#### Reading passage:
>>

In Collins v. Virginia, decided yesterday, the Supreme Court held that a warrantless search of a motorcycle parked on private property violated the Fourth Amendment, and thus that evidence found in the search should be excluded in the prosecution of Collins. Justice Thomas concurred but objected on originalist grounds to the imposition of the exclusionary rule in state cases. First he argued that the rule is (as the Court has said) not required by the Constitution (footnotes and some [but not all!] citations omitted):
The assumption that state courts must apply the federal exclusionary rule is legally dubious, and many jurists have complained that it encourages “distort[ions]” in substantive Fourth Amendment law ...
...
While those who ratified the Fourth and Fourteenth Amendments would agree that a constitutional violation occurred here, they would be deeply confused about the posture of this case and the remedy that Collins is seeking. Historically, the only remedies for unconstitutional searches and seizures were tort suits and self-help. The exclusionary rule—the practice of deterring illegal searches and seizures by suppressing evidence at criminal trials—did not exist. No such rule existed in “Roman Law, Napoleonic Law or even the Common Law of England.” Burger, Who Will Watch the Watchman? 14 Am. U. L. Rev. 1 (1964). ...

<<

#### Data lines:
>>

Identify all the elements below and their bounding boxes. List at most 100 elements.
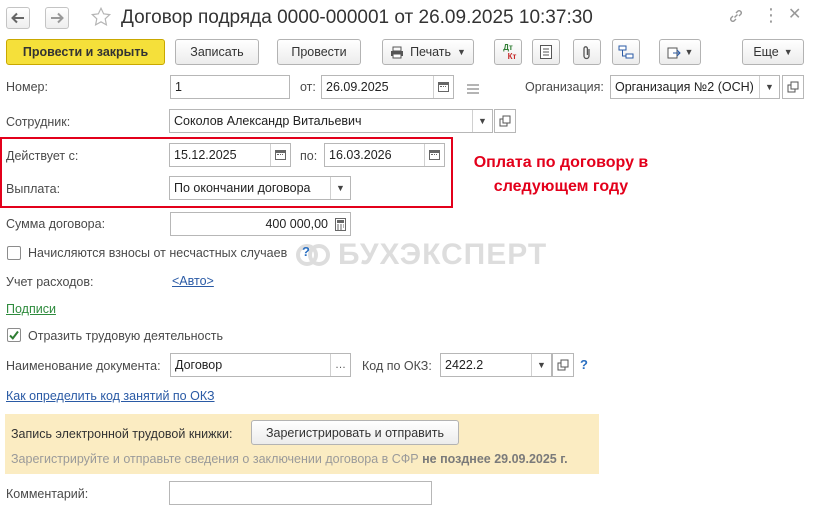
date-from-label: от: bbox=[300, 80, 316, 94]
number-label: Номер: bbox=[6, 80, 48, 94]
dt-kt-button[interactable]: Дт Кт bbox=[494, 39, 522, 65]
signatures-link[interactable]: Подписи bbox=[6, 302, 56, 316]
number-input[interactable]: 1 bbox=[170, 75, 290, 99]
create-based-icon bbox=[667, 47, 681, 59]
calendar-icon[interactable] bbox=[270, 144, 290, 166]
employee-select[interactable]: Соколов Александр Витальевич ▼ bbox=[169, 109, 493, 133]
report-button[interactable] bbox=[532, 39, 560, 65]
employee-label: Сотрудник: bbox=[6, 115, 71, 129]
save-label: Записать bbox=[190, 45, 244, 59]
valid-to-label: по: bbox=[300, 149, 318, 163]
chevron-down-icon: ▼ bbox=[457, 47, 466, 57]
okz-help-link[interactable]: Как определить код занятий по ОКЗ bbox=[6, 389, 215, 403]
chevron-down-icon: ▼ bbox=[783, 47, 793, 57]
okz-select[interactable]: 2422.2 ▼ bbox=[440, 353, 552, 377]
chevron-down-icon[interactable]: ▼ bbox=[759, 76, 779, 98]
okz-value: 2422.2 bbox=[445, 358, 484, 372]
etk-register-button[interactable]: Зарегистрировать и отправить bbox=[251, 420, 459, 445]
chevron-down-icon[interactable]: ▼ bbox=[330, 177, 350, 199]
expense-label: Учет расходов: bbox=[6, 275, 94, 289]
calculator-icon[interactable] bbox=[330, 213, 350, 235]
sum-input[interactable]: 400 000,00 bbox=[170, 212, 351, 236]
annotation-line-2: следующем году bbox=[493, 178, 629, 195]
valid-from-label: Действует с: bbox=[6, 149, 79, 163]
reflect-label: Отразить трудовую деятельность bbox=[28, 329, 224, 343]
arrow-right-icon bbox=[51, 12, 64, 24]
calendar-icon[interactable] bbox=[433, 76, 453, 98]
payment-label: Выплата: bbox=[6, 182, 61, 196]
checkmark-icon bbox=[9, 330, 19, 340]
forward-button[interactable] bbox=[45, 7, 69, 29]
payment-value: По окончании договора bbox=[174, 181, 311, 195]
page-title: Договор подряда 0000-000001 от 26.09.202… bbox=[121, 7, 593, 28]
menu-dots-icon[interactable]: ⋮ bbox=[762, 6, 780, 24]
sum-label: Сумма договора: bbox=[6, 217, 106, 231]
open-window-icon bbox=[557, 359, 569, 371]
more-label: Еще bbox=[753, 45, 779, 59]
chevron-down-icon: ▼ bbox=[684, 47, 694, 57]
organization-value: Организация №2 (ОСН) bbox=[615, 80, 754, 94]
comment-input[interactable] bbox=[169, 481, 432, 505]
expense-link[interactable]: <Авто> bbox=[172, 274, 214, 288]
etk-hint-deadline: не позднее 29.09.2025 г. bbox=[422, 452, 568, 466]
etk-register-label: Зарегистрировать и отправить bbox=[265, 425, 445, 440]
organization-label: Организация: bbox=[525, 80, 604, 94]
calendar-icon[interactable] bbox=[424, 144, 444, 166]
watermark-text: БУХЭКСПЕРТ bbox=[338, 238, 548, 271]
docname-label: Наименование документа: bbox=[6, 359, 161, 373]
valid-from-input[interactable]: 15.12.2025 bbox=[169, 143, 291, 167]
date-input[interactable]: 26.09.2025 bbox=[321, 75, 454, 99]
structure-button[interactable] bbox=[612, 39, 640, 65]
post-label: Провести bbox=[291, 45, 347, 59]
accident-checkbox[interactable] bbox=[7, 246, 21, 260]
etk-hint-text: Зарегистрируйте и отправьте сведения о з… bbox=[11, 452, 419, 466]
okz-open-button[interactable] bbox=[552, 353, 574, 377]
docname-value: Договор bbox=[175, 358, 223, 372]
help-icon[interactable]: ? bbox=[302, 244, 310, 259]
kt-icon-part: Кт bbox=[507, 52, 517, 61]
okz-help-icon[interactable]: ? bbox=[580, 357, 588, 372]
organization-select[interactable]: Организация №2 (ОСН) ▼ bbox=[610, 75, 780, 99]
chevron-down-icon[interactable]: ▼ bbox=[472, 110, 492, 132]
payment-select[interactable]: По окончании договора ▼ bbox=[169, 176, 351, 200]
post-button[interactable]: Провести bbox=[277, 39, 361, 65]
date-value: 26.09.2025 bbox=[326, 80, 389, 94]
annotation-line-1: Оплата по договору в bbox=[473, 154, 649, 171]
etk-hint: Зарегистрируйте и отправьте сведения о з… bbox=[11, 452, 568, 466]
more-button[interactable]: Еще ▼ bbox=[742, 39, 804, 65]
employee-open-button[interactable] bbox=[494, 109, 516, 133]
print-label: Печать bbox=[410, 45, 452, 59]
dt-kt-icon: Дт bbox=[503, 43, 513, 52]
valid-to-value: 16.03.2026 bbox=[329, 148, 392, 162]
post-and-close-label: Провести и закрыть bbox=[22, 45, 149, 59]
ellipsis-icon[interactable]: … bbox=[330, 354, 350, 376]
valid-from-value: 15.12.2025 bbox=[174, 148, 237, 162]
number-value: 1 bbox=[175, 80, 182, 94]
document-list-icon bbox=[540, 45, 552, 59]
chevron-down-icon[interactable]: ▼ bbox=[531, 354, 551, 376]
arrow-left-icon bbox=[11, 12, 24, 24]
print-button[interactable]: Печать ▼ bbox=[382, 39, 474, 65]
open-window-icon bbox=[499, 115, 511, 127]
attach-button[interactable] bbox=[573, 39, 601, 65]
accident-label: Начисляются взносы от несчастных случаев bbox=[28, 246, 288, 260]
employee-value: Соколов Александр Витальевич bbox=[174, 114, 362, 128]
comment-lines-icon[interactable] bbox=[466, 83, 480, 97]
favorite-star-icon[interactable] bbox=[90, 6, 112, 31]
paperclip-icon bbox=[583, 45, 590, 59]
link-icon[interactable] bbox=[728, 8, 744, 27]
reflect-checkbox[interactable] bbox=[7, 328, 21, 342]
valid-to-input[interactable]: 16.03.2026 bbox=[324, 143, 445, 167]
back-button[interactable] bbox=[6, 7, 30, 29]
structure-icon bbox=[618, 45, 634, 59]
watermark-logo: БУХЭКСПЕРТ bbox=[296, 238, 547, 272]
post-and-close-button[interactable]: Провести и закрыть bbox=[6, 39, 165, 65]
okz-label: Код по ОКЗ: bbox=[362, 359, 432, 373]
save-button[interactable]: Записать bbox=[175, 39, 259, 65]
create-based-button[interactable]: ▼ bbox=[659, 39, 701, 65]
open-window-icon bbox=[787, 81, 799, 93]
organization-open-button[interactable] bbox=[782, 75, 804, 99]
docname-input[interactable]: Договор … bbox=[170, 353, 351, 377]
close-icon[interactable]: ✕ bbox=[788, 6, 801, 24]
etk-label: Запись электронной трудовой книжки: bbox=[11, 427, 233, 441]
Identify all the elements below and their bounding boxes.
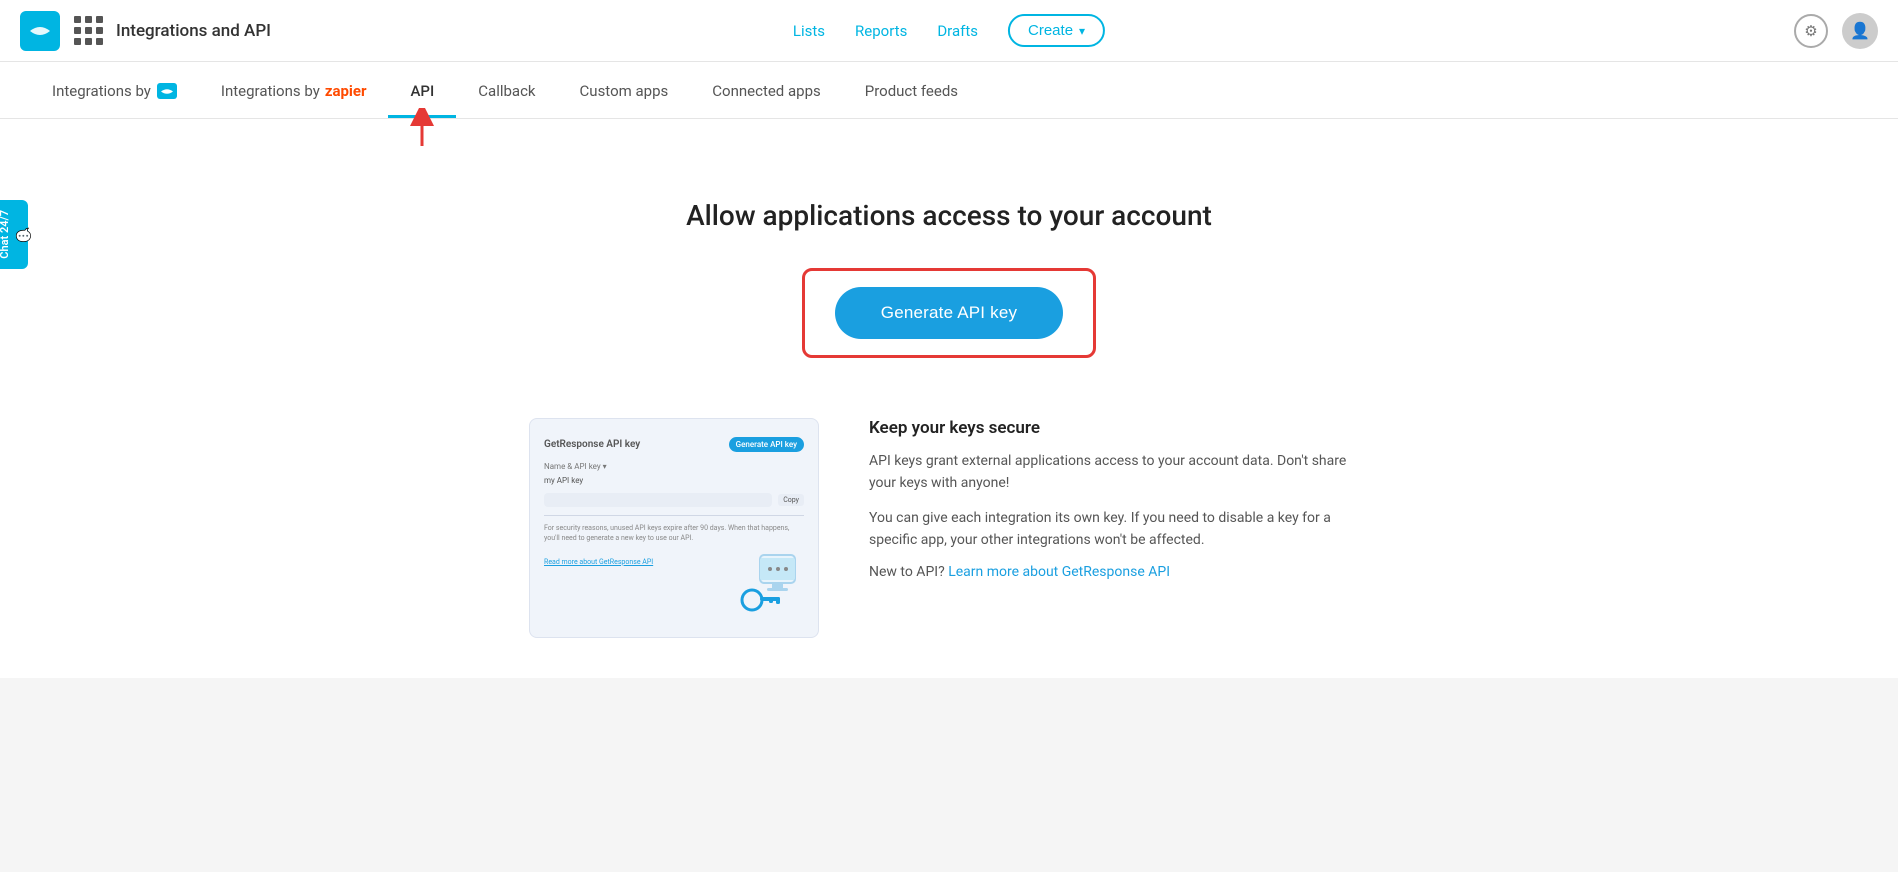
tab-integrations-brevo[interactable]: Integrations by	[30, 62, 199, 118]
avatar[interactable]: 👤	[1842, 13, 1878, 49]
bottom-section: GetResponse API key Generate API key Nam…	[499, 418, 1399, 638]
preview-note: For security reasons, unused API keys ex…	[544, 524, 804, 544]
keys-title: Keep your keys secure	[869, 418, 1369, 438]
generate-btn-wrapper: Generate API key	[30, 268, 1868, 358]
keys-text1: API keys grant external applications acc…	[869, 450, 1369, 495]
page-heading: Allow applications access to your accoun…	[30, 199, 1868, 232]
chat-icon: 💬	[16, 226, 31, 242]
preview-label-row: Name & API key ▾	[544, 462, 804, 471]
preview-gen-btn: Generate API key	[729, 437, 804, 452]
preview-key-value	[544, 493, 772, 507]
settings-icon[interactable]: ⚙	[1794, 14, 1828, 48]
tab-product-feeds-label: Product feeds	[865, 82, 958, 100]
keys-info: Keep your keys secure API keys grant ext…	[869, 418, 1369, 580]
preview-key-name: my API key	[544, 476, 583, 485]
preview-key-icon-area	[730, 550, 800, 619]
keys-text2: You can give each integration its own ke…	[869, 507, 1369, 552]
top-nav: Integrations and API Lists Reports Draft…	[0, 0, 1898, 62]
app-logo[interactable]	[20, 11, 60, 51]
tab-custom-apps-label: Custom apps	[580, 82, 669, 100]
nav-lists-link[interactable]: Lists	[793, 22, 825, 40]
nav-center: Lists Reports Drafts Create ▾	[793, 14, 1105, 47]
preview-key-row: my API key	[544, 476, 804, 485]
chat-label-text: Chat 24/7	[0, 210, 11, 259]
page-title: Integrations and API	[116, 21, 271, 41]
api-preview-image: GetResponse API key Generate API key Nam…	[529, 418, 819, 638]
chat-sidebar[interactable]: Chat 24/7 💬	[0, 200, 28, 269]
tab-callback[interactable]: Callback	[456, 62, 557, 118]
tab-integrations-brevo-label: Integrations by	[52, 82, 151, 100]
nav-right: ⚙ 👤	[1794, 13, 1878, 49]
keys-new-link[interactable]: Learn more about GetResponse API	[948, 564, 1170, 580]
generate-api-key-button[interactable]: Generate API key	[835, 287, 1063, 339]
nav-drafts-link[interactable]: Drafts	[937, 22, 978, 40]
tab-integrations-zapier[interactable]: Integrations by zapier	[199, 62, 389, 118]
tabs-bar: Integrations by Integrations by zapier A…	[0, 62, 1898, 119]
tab-custom-apps[interactable]: Custom apps	[558, 62, 691, 118]
red-border-highlight: Generate API key	[802, 268, 1096, 358]
create-button[interactable]: Create ▾	[1008, 14, 1105, 47]
preview-read-link: Read more about GetResponse API	[544, 558, 653, 566]
nav-reports-link[interactable]: Reports	[855, 22, 907, 40]
brevo-logo-icon	[157, 83, 177, 99]
keys-new-text: New to API? Learn more about GetResponse…	[869, 564, 1369, 580]
tab-connected-apps[interactable]: Connected apps	[690, 62, 842, 118]
app-grid-icon[interactable]	[74, 16, 104, 46]
preview-copy-btn: Copy	[778, 494, 804, 506]
preview-title: GetResponse API key	[544, 439, 640, 450]
tab-connected-apps-label: Connected apps	[712, 82, 820, 100]
content-area: Allow applications access to your accoun…	[0, 119, 1898, 678]
preview-key-val-row: Copy	[544, 493, 804, 507]
tab-product-feeds[interactable]: Product feeds	[843, 62, 980, 118]
tab-api[interactable]: API	[388, 62, 456, 118]
tab-callback-label: Callback	[478, 82, 535, 100]
tab-api-label: API	[410, 82, 434, 100]
zapier-logo-text: zapier	[325, 82, 367, 100]
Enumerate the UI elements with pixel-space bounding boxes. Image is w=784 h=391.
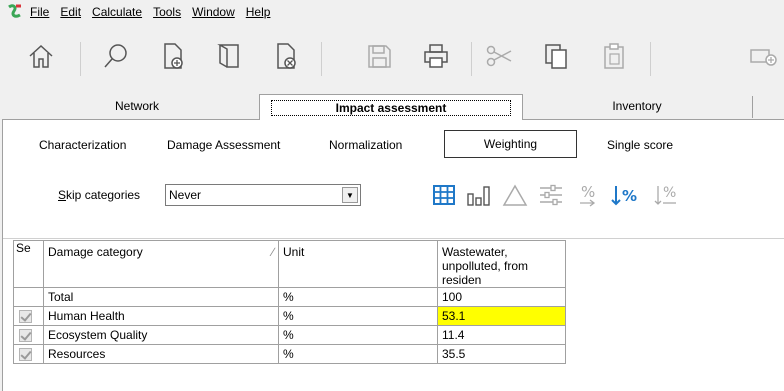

<<

#### Exercise objective:
Copy the Collins v. Virginia passage from "In Collins v." to "Amendment law ...", replacing "exclusionary rule" with "suppression rule".

#### Output for this exercise:
In Collins v. Virginia, decided yesterday, the Supreme Court held that a warrantless search of a motorcycle parked on private property violated the Fourth Amendment, and thus that evidence found in the search should be excluded in the prosecution of Collins. Justice Thomas concurred but objected on originalist grounds to the imposition of the suppression rule in state cases. First he argued that the rule is (as the Court has said) not required by the Constitution (footnotes and some [but not all!] citations omitted):
The assumption that state courts must apply the federal suppression rule is legally dubious, and many jurists have complained that it encourages “distort[ions]” in substantive Fourth Amendment law ...